Only the text of the entries below should be returned, exactly as given, without pictures.

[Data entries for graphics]
◇ ◇ ◇ ◇ ◇ ◇ ◇

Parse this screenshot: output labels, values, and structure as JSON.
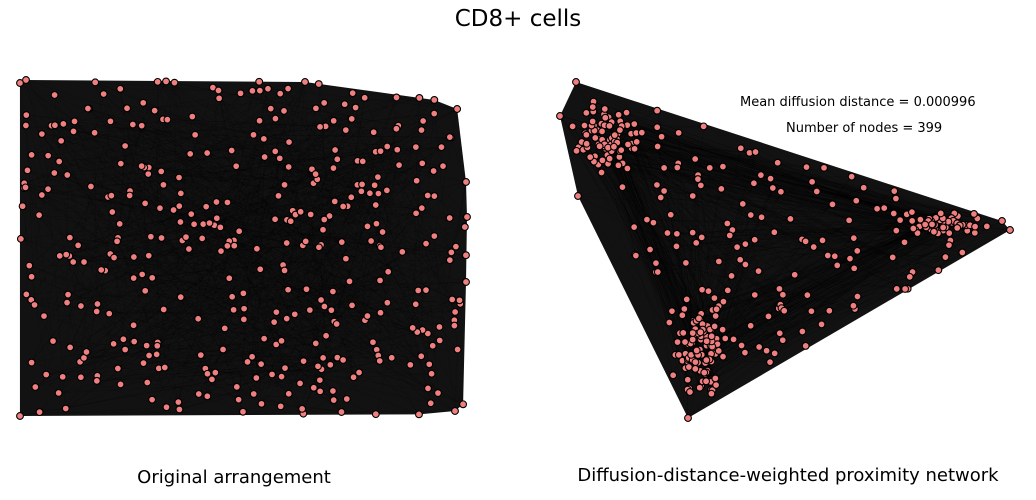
{
  "title": "CD8+ cells",
  "panels": {
    "left": {
      "caption": "Original arrangement"
    },
    "right": {
      "caption": "Diffusion-distance-weighted proximity network",
      "mean_diffusion_distance": "Mean diffusion distance = 0.000996",
      "number_of_nodes": "Number of nodes = 399"
    }
  },
  "colors": {
    "node_fill": "#f08080",
    "node_edge": "#000000",
    "edge": "#000000",
    "background": "#ffffff"
  }
}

◇ ◇ ◇ ◇ ◇ ◇ ◇

TASK ANSWER:
Parse this screenshot: output labels, values, and structure as JSON.
{
  "title": "CD8+ cells",
  "panels": {
    "left": {
      "caption": "Original arrangement"
    },
    "right": {
      "caption": "Diffusion-distance-weighted proximity network",
      "mean_diffusion_distance": "Mean diffusion distance = 0.000996",
      "number_of_nodes": "Number of nodes = 399"
    }
  },
  "colors": {
    "node_fill": "#f08080",
    "node_edge": "#000000",
    "edge": "#000000",
    "background": "#ffffff"
  }
}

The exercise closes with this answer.